Objective:
Report how many lines of these entries hold the string "Size"; reply with the number alone.

* BEGIN *

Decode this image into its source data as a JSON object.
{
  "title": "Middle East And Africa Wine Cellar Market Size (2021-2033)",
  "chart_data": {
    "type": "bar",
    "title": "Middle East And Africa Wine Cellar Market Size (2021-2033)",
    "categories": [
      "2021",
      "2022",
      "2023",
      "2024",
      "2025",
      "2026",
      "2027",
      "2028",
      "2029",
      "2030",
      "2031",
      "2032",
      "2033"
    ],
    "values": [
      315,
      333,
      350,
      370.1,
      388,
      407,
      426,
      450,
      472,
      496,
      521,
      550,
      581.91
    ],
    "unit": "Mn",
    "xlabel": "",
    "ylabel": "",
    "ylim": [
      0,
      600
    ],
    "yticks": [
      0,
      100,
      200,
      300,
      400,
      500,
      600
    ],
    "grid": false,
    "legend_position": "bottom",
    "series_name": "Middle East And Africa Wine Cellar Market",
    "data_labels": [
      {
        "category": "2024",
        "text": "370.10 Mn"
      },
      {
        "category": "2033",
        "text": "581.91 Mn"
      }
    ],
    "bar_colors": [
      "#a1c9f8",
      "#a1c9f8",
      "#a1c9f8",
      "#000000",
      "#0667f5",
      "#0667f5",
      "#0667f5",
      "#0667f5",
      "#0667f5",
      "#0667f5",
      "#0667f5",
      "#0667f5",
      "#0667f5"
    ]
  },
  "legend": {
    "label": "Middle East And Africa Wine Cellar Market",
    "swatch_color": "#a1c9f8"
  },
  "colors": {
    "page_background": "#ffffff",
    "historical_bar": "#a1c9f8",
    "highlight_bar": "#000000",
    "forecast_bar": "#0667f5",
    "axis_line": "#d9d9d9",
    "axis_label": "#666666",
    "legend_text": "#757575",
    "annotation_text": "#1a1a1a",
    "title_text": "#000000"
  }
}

* END *

In response:
2